Start of MATERIAL FOR THIS EXERCISE

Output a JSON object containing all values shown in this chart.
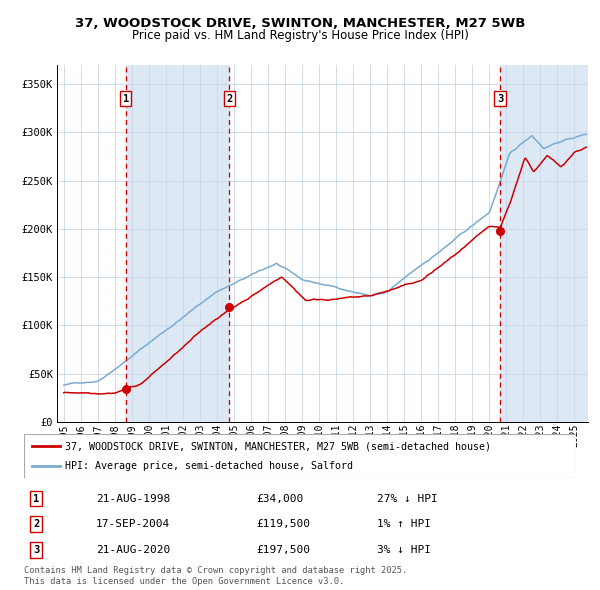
{
  "title_line1": "37, WOODSTOCK DRIVE, SWINTON, MANCHESTER, M27 5WB",
  "title_line2": "Price paid vs. HM Land Registry's House Price Index (HPI)",
  "ylabel_ticks": [
    "£0",
    "£50K",
    "£100K",
    "£150K",
    "£200K",
    "£250K",
    "£300K",
    "£350K"
  ],
  "ytick_values": [
    0,
    50000,
    100000,
    150000,
    200000,
    250000,
    300000,
    350000
  ],
  "ylim": [
    0,
    370000
  ],
  "xlim_start": 1994.6,
  "xlim_end": 2025.8,
  "sale_dates": [
    1998.64,
    2004.72,
    2020.64
  ],
  "sale_prices": [
    34000,
    119500,
    197500
  ],
  "sale_labels": [
    "1",
    "2",
    "3"
  ],
  "sale_info": [
    {
      "num": "1",
      "date": "21-AUG-1998",
      "price": "£34,000",
      "hpi": "27% ↓ HPI"
    },
    {
      "num": "2",
      "date": "17-SEP-2004",
      "price": "£119,500",
      "hpi": "1% ↑ HPI"
    },
    {
      "num": "3",
      "date": "21-AUG-2020",
      "price": "£197,500",
      "hpi": "3% ↓ HPI"
    }
  ],
  "legend_line1": "37, WOODSTOCK DRIVE, SWINTON, MANCHESTER, M27 5WB (semi-detached house)",
  "legend_line2": "HPI: Average price, semi-detached house, Salford",
  "red_color": "#cc0000",
  "blue_color": "#7aabcf",
  "bg_shade_color": "#dce9f5",
  "grid_color": "#c8d8e8",
  "title_fontsize": 9.5,
  "subtitle_fontsize": 8.5,
  "axis_fontsize": 7.5,
  "footer_text": "Contains HM Land Registry data © Crown copyright and database right 2025.\nThis data is licensed under the Open Government Licence v3.0."
}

End of MATERIAL FOR THIS EXERCISE

**THE REQUEST**
Pick out the lines above that hold the string "MANCHESTER" and show them.

**EXERCISE SOLUTION**
  "title_line1": "37, WOODSTOCK DRIVE, SWINTON, MANCHESTER, M27 5WB",
  "legend_line1": "37, WOODSTOCK DRIVE, SWINTON, MANCHESTER, M27 5WB (semi-detached house)",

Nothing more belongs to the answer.